**LISTED ENTRIES:**

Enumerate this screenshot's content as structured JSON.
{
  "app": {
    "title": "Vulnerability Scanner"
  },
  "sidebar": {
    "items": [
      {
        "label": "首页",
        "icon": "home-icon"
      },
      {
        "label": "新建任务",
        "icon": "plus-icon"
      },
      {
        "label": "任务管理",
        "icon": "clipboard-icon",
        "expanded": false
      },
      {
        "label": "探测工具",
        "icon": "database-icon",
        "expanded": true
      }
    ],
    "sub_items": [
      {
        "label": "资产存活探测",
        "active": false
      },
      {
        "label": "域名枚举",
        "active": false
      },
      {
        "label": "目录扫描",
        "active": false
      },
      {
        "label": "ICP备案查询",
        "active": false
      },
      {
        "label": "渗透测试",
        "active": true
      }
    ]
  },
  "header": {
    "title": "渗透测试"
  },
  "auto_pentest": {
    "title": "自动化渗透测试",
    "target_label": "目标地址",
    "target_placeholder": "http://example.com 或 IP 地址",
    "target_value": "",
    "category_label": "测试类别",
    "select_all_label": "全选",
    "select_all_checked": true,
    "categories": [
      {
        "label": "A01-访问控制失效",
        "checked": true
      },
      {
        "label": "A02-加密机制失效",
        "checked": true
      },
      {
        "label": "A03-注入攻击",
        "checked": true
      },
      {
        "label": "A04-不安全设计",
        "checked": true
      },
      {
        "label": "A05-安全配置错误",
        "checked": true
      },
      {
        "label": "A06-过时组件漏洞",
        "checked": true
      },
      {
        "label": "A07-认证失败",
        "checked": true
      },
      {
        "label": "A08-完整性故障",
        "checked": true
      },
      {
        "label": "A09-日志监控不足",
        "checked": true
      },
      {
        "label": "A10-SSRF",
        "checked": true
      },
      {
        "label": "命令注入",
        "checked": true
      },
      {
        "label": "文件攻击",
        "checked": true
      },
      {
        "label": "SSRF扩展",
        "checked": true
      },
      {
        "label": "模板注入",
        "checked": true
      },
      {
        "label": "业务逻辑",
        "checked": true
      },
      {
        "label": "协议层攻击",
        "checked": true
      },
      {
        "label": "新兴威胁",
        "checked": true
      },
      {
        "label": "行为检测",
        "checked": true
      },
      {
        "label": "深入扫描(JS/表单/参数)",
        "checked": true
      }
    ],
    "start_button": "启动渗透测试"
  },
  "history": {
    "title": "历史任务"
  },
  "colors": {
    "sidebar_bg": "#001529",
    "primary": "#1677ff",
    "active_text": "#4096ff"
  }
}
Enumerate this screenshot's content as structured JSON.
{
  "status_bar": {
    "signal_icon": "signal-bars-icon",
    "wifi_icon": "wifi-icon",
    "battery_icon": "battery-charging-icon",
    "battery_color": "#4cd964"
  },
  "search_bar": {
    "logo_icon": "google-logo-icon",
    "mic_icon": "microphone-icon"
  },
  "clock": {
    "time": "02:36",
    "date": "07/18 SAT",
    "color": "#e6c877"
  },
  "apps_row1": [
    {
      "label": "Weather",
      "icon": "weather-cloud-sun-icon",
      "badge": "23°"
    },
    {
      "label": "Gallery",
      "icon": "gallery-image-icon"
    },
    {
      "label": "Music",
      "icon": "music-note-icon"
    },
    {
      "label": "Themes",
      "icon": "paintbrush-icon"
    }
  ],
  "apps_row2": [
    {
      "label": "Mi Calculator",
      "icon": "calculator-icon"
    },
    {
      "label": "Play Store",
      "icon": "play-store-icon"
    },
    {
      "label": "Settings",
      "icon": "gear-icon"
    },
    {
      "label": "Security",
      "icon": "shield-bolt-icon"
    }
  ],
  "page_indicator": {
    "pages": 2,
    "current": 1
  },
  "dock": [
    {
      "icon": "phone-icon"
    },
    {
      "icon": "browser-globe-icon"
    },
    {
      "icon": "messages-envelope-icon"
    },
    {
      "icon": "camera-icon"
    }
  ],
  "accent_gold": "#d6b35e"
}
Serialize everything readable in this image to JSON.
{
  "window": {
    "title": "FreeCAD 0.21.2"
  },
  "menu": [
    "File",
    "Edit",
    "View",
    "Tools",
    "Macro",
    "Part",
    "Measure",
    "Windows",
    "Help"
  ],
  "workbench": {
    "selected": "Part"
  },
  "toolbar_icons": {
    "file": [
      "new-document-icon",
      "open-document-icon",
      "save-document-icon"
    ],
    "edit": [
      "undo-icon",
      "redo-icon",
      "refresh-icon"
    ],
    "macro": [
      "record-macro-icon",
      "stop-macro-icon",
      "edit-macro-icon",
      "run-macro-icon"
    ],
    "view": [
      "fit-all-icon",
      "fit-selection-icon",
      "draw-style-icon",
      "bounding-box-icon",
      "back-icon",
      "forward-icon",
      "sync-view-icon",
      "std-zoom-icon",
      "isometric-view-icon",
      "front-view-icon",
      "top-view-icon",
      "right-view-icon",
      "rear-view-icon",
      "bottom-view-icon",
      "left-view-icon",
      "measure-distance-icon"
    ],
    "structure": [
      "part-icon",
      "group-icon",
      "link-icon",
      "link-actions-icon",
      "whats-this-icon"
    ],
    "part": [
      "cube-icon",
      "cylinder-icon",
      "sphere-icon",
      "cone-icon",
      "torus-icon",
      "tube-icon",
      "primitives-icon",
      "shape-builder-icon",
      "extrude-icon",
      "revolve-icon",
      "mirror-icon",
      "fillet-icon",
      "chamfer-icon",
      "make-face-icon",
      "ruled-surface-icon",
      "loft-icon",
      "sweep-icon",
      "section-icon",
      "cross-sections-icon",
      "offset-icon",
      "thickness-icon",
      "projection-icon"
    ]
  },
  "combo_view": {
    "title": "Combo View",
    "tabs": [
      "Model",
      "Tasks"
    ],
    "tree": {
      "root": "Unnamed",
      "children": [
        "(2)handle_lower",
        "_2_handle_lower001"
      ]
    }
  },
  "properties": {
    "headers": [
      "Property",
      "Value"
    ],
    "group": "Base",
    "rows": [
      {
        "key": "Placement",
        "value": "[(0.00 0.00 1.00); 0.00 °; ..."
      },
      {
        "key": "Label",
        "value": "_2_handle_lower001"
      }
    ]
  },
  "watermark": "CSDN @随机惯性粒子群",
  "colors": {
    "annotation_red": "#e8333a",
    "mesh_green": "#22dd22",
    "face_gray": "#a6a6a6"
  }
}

**WHAT YOU ARE ASKED TO DO:**
Check each line above for the word "image", and copy the lines where it appears.

**ANSWER FOR THE TASK:**
      "icon": "gallery-image-icon"
Serialize everything readable in this image to JSON.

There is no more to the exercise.